[begin Task input]
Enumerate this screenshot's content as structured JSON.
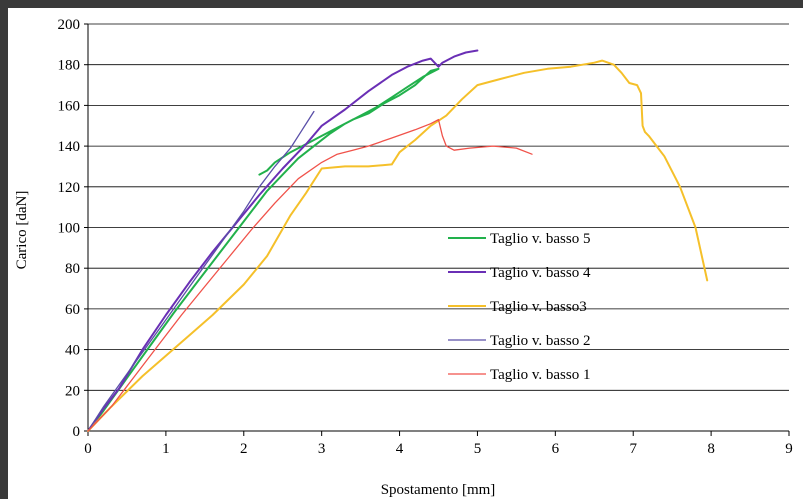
{
  "chart_data": {
    "type": "line",
    "title": "",
    "xlabel": "Spostamento  [mm]",
    "ylabel": "Carico [daN]",
    "xlim": [
      0,
      9
    ],
    "ylim": [
      0,
      200
    ],
    "x_ticks": [
      "0",
      "1",
      "2",
      "3",
      "4",
      "5",
      "6",
      "7",
      "8",
      "9"
    ],
    "y_ticks": [
      "0",
      "20",
      "40",
      "60",
      "80",
      "100",
      "120",
      "140",
      "160",
      "180",
      "200"
    ],
    "grid": "horizontal",
    "legend_position": "lower-center",
    "series": [
      {
        "name": "Taglio v. basso 5",
        "color": "#22b14c",
        "points": [
          [
            0,
            0
          ],
          [
            0.2,
            10
          ],
          [
            0.5,
            26
          ],
          [
            0.8,
            42
          ],
          [
            1.1,
            58
          ],
          [
            1.4,
            73
          ],
          [
            1.7,
            88
          ],
          [
            2.0,
            103
          ],
          [
            2.3,
            118
          ],
          [
            2.5,
            126
          ],
          [
            2.7,
            134
          ],
          [
            2.9,
            140
          ],
          [
            3.1,
            146
          ],
          [
            3.3,
            151
          ],
          [
            3.5,
            155
          ],
          [
            3.7,
            159
          ],
          [
            3.9,
            164
          ],
          [
            4.1,
            169
          ],
          [
            4.3,
            174
          ],
          [
            4.5,
            178
          ],
          [
            4.4,
            177
          ],
          [
            4.2,
            170
          ],
          [
            4.0,
            165
          ],
          [
            3.8,
            161
          ],
          [
            3.6,
            156
          ],
          [
            3.4,
            153
          ],
          [
            3.2,
            149
          ],
          [
            3.0,
            145
          ],
          [
            2.8,
            141
          ],
          [
            2.6,
            137
          ],
          [
            2.4,
            132
          ],
          [
            2.3,
            128
          ],
          [
            2.2,
            126
          ]
        ]
      },
      {
        "name": "Taglio v. basso 4",
        "color": "#6a2fb5",
        "points": [
          [
            0,
            0
          ],
          [
            0.2,
            11
          ],
          [
            0.4,
            21
          ],
          [
            0.7,
            40
          ],
          [
            1.0,
            57
          ],
          [
            1.3,
            73
          ],
          [
            1.6,
            88
          ],
          [
            1.9,
            102
          ],
          [
            2.2,
            116
          ],
          [
            2.5,
            129
          ],
          [
            2.8,
            141
          ],
          [
            3.0,
            150
          ],
          [
            3.3,
            158
          ],
          [
            3.6,
            167
          ],
          [
            3.9,
            175
          ],
          [
            4.1,
            179
          ],
          [
            4.3,
            182
          ],
          [
            4.4,
            183
          ],
          [
            4.45,
            181
          ],
          [
            4.5,
            179
          ],
          [
            4.55,
            181
          ],
          [
            4.7,
            184
          ],
          [
            4.85,
            186
          ],
          [
            5.0,
            187
          ]
        ]
      },
      {
        "name": "Taglio v. basso3",
        "color": "#f5c02a",
        "points": [
          [
            0,
            0
          ],
          [
            0.3,
            12
          ],
          [
            0.7,
            27
          ],
          [
            1.0,
            37
          ],
          [
            1.3,
            47
          ],
          [
            1.6,
            57
          ],
          [
            2.0,
            72
          ],
          [
            2.3,
            86
          ],
          [
            2.6,
            106
          ],
          [
            2.8,
            117
          ],
          [
            3.0,
            129
          ],
          [
            3.3,
            130
          ],
          [
            3.6,
            130
          ],
          [
            3.9,
            131
          ],
          [
            4.0,
            137
          ],
          [
            4.2,
            143
          ],
          [
            4.4,
            150
          ],
          [
            4.6,
            155
          ],
          [
            4.8,
            163
          ],
          [
            5.0,
            170
          ],
          [
            5.3,
            173
          ],
          [
            5.6,
            176
          ],
          [
            5.9,
            178
          ],
          [
            6.2,
            179
          ],
          [
            6.5,
            181
          ],
          [
            6.6,
            182
          ],
          [
            6.75,
            180
          ],
          [
            6.85,
            176
          ],
          [
            6.95,
            171
          ],
          [
            7.05,
            170
          ],
          [
            7.1,
            166
          ],
          [
            7.12,
            150
          ],
          [
            7.15,
            147
          ],
          [
            7.2,
            145
          ],
          [
            7.3,
            140
          ],
          [
            7.4,
            135
          ],
          [
            7.6,
            120
          ],
          [
            7.8,
            100
          ],
          [
            7.95,
            74
          ]
        ]
      },
      {
        "name": "Taglio v. basso 2",
        "color": "#5a4fa8",
        "points": [
          [
            0,
            0
          ],
          [
            0.2,
            12
          ],
          [
            0.5,
            28
          ],
          [
            0.8,
            44
          ],
          [
            1.1,
            60
          ],
          [
            1.4,
            76
          ],
          [
            1.7,
            92
          ],
          [
            2.0,
            108
          ],
          [
            2.2,
            120
          ],
          [
            2.4,
            130
          ],
          [
            2.6,
            139
          ],
          [
            2.75,
            148
          ],
          [
            2.85,
            154
          ],
          [
            2.9,
            157
          ]
        ]
      },
      {
        "name": "Taglio v. basso 1",
        "color": "#f0524a",
        "points": [
          [
            0,
            0
          ],
          [
            0.3,
            12
          ],
          [
            0.6,
            27
          ],
          [
            0.9,
            42
          ],
          [
            1.2,
            57
          ],
          [
            1.5,
            71
          ],
          [
            1.8,
            85
          ],
          [
            2.1,
            99
          ],
          [
            2.4,
            112
          ],
          [
            2.7,
            124
          ],
          [
            3.0,
            132
          ],
          [
            3.2,
            136
          ],
          [
            3.3,
            137
          ],
          [
            3.4,
            138
          ],
          [
            3.6,
            140
          ],
          [
            3.9,
            144
          ],
          [
            4.2,
            148
          ],
          [
            4.4,
            151
          ],
          [
            4.5,
            153
          ],
          [
            4.55,
            145
          ],
          [
            4.6,
            140
          ],
          [
            4.7,
            138
          ],
          [
            4.9,
            139
          ],
          [
            5.2,
            140
          ],
          [
            5.5,
            139
          ],
          [
            5.7,
            136
          ]
        ]
      }
    ]
  }
}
[end Task input]
Directive:
Omit all pictures while transcribing the entries verbatim.

Result for this task:
Enumerate this screenshot's content as structured JSON.
{
  "chart_data": {
    "type": "line",
    "title": "",
    "xlabel": "Spostamento  [mm]",
    "ylabel": "Carico [daN]",
    "xlim": [
      0,
      9
    ],
    "ylim": [
      0,
      200
    ],
    "x_ticks": [
      "0",
      "1",
      "2",
      "3",
      "4",
      "5",
      "6",
      "7",
      "8",
      "9"
    ],
    "y_ticks": [
      "0",
      "20",
      "40",
      "60",
      "80",
      "100",
      "120",
      "140",
      "160",
      "180",
      "200"
    ],
    "grid": "horizontal",
    "legend_position": "lower-center",
    "series": [
      {
        "name": "Taglio v. basso 5",
        "color": "#22b14c",
        "points": [
          [
            0,
            0
          ],
          [
            0.2,
            10
          ],
          [
            0.5,
            26
          ],
          [
            0.8,
            42
          ],
          [
            1.1,
            58
          ],
          [
            1.4,
            73
          ],
          [
            1.7,
            88
          ],
          [
            2.0,
            103
          ],
          [
            2.3,
            118
          ],
          [
            2.5,
            126
          ],
          [
            2.7,
            134
          ],
          [
            2.9,
            140
          ],
          [
            3.1,
            146
          ],
          [
            3.3,
            151
          ],
          [
            3.5,
            155
          ],
          [
            3.7,
            159
          ],
          [
            3.9,
            164
          ],
          [
            4.1,
            169
          ],
          [
            4.3,
            174
          ],
          [
            4.5,
            178
          ],
          [
            4.4,
            177
          ],
          [
            4.2,
            170
          ],
          [
            4.0,
            165
          ],
          [
            3.8,
            161
          ],
          [
            3.6,
            156
          ],
          [
            3.4,
            153
          ],
          [
            3.2,
            149
          ],
          [
            3.0,
            145
          ],
          [
            2.8,
            141
          ],
          [
            2.6,
            137
          ],
          [
            2.4,
            132
          ],
          [
            2.3,
            128
          ],
          [
            2.2,
            126
          ]
        ]
      },
      {
        "name": "Taglio v. basso 4",
        "color": "#6a2fb5",
        "points": [
          [
            0,
            0
          ],
          [
            0.2,
            11
          ],
          [
            0.4,
            21
          ],
          [
            0.7,
            40
          ],
          [
            1.0,
            57
          ],
          [
            1.3,
            73
          ],
          [
            1.6,
            88
          ],
          [
            1.9,
            102
          ],
          [
            2.2,
            116
          ],
          [
            2.5,
            129
          ],
          [
            2.8,
            141
          ],
          [
            3.0,
            150
          ],
          [
            3.3,
            158
          ],
          [
            3.6,
            167
          ],
          [
            3.9,
            175
          ],
          [
            4.1,
            179
          ],
          [
            4.3,
            182
          ],
          [
            4.4,
            183
          ],
          [
            4.45,
            181
          ],
          [
            4.5,
            179
          ],
          [
            4.55,
            181
          ],
          [
            4.7,
            184
          ],
          [
            4.85,
            186
          ],
          [
            5.0,
            187
          ]
        ]
      },
      {
        "name": "Taglio v. basso3",
        "color": "#f5c02a",
        "points": [
          [
            0,
            0
          ],
          [
            0.3,
            12
          ],
          [
            0.7,
            27
          ],
          [
            1.0,
            37
          ],
          [
            1.3,
            47
          ],
          [
            1.6,
            57
          ],
          [
            2.0,
            72
          ],
          [
            2.3,
            86
          ],
          [
            2.6,
            106
          ],
          [
            2.8,
            117
          ],
          [
            3.0,
            129
          ],
          [
            3.3,
            130
          ],
          [
            3.6,
            130
          ],
          [
            3.9,
            131
          ],
          [
            4.0,
            137
          ],
          [
            4.2,
            143
          ],
          [
            4.4,
            150
          ],
          [
            4.6,
            155
          ],
          [
            4.8,
            163
          ],
          [
            5.0,
            170
          ],
          [
            5.3,
            173
          ],
          [
            5.6,
            176
          ],
          [
            5.9,
            178
          ],
          [
            6.2,
            179
          ],
          [
            6.5,
            181
          ],
          [
            6.6,
            182
          ],
          [
            6.75,
            180
          ],
          [
            6.85,
            176
          ],
          [
            6.95,
            171
          ],
          [
            7.05,
            170
          ],
          [
            7.1,
            166
          ],
          [
            7.12,
            150
          ],
          [
            7.15,
            147
          ],
          [
            7.2,
            145
          ],
          [
            7.3,
            140
          ],
          [
            7.4,
            135
          ],
          [
            7.6,
            120
          ],
          [
            7.8,
            100
          ],
          [
            7.95,
            74
          ]
        ]
      },
      {
        "name": "Taglio v. basso 2",
        "color": "#5a4fa8",
        "points": [
          [
            0,
            0
          ],
          [
            0.2,
            12
          ],
          [
            0.5,
            28
          ],
          [
            0.8,
            44
          ],
          [
            1.1,
            60
          ],
          [
            1.4,
            76
          ],
          [
            1.7,
            92
          ],
          [
            2.0,
            108
          ],
          [
            2.2,
            120
          ],
          [
            2.4,
            130
          ],
          [
            2.6,
            139
          ],
          [
            2.75,
            148
          ],
          [
            2.85,
            154
          ],
          [
            2.9,
            157
          ]
        ]
      },
      {
        "name": "Taglio v. basso 1",
        "color": "#f0524a",
        "points": [
          [
            0,
            0
          ],
          [
            0.3,
            12
          ],
          [
            0.6,
            27
          ],
          [
            0.9,
            42
          ],
          [
            1.2,
            57
          ],
          [
            1.5,
            71
          ],
          [
            1.8,
            85
          ],
          [
            2.1,
            99
          ],
          [
            2.4,
            112
          ],
          [
            2.7,
            124
          ],
          [
            3.0,
            132
          ],
          [
            3.2,
            136
          ],
          [
            3.3,
            137
          ],
          [
            3.4,
            138
          ],
          [
            3.6,
            140
          ],
          [
            3.9,
            144
          ],
          [
            4.2,
            148
          ],
          [
            4.4,
            151
          ],
          [
            4.5,
            153
          ],
          [
            4.55,
            145
          ],
          [
            4.6,
            140
          ],
          [
            4.7,
            138
          ],
          [
            4.9,
            139
          ],
          [
            5.2,
            140
          ],
          [
            5.5,
            139
          ],
          [
            5.7,
            136
          ]
        ]
      }
    ]
  }
}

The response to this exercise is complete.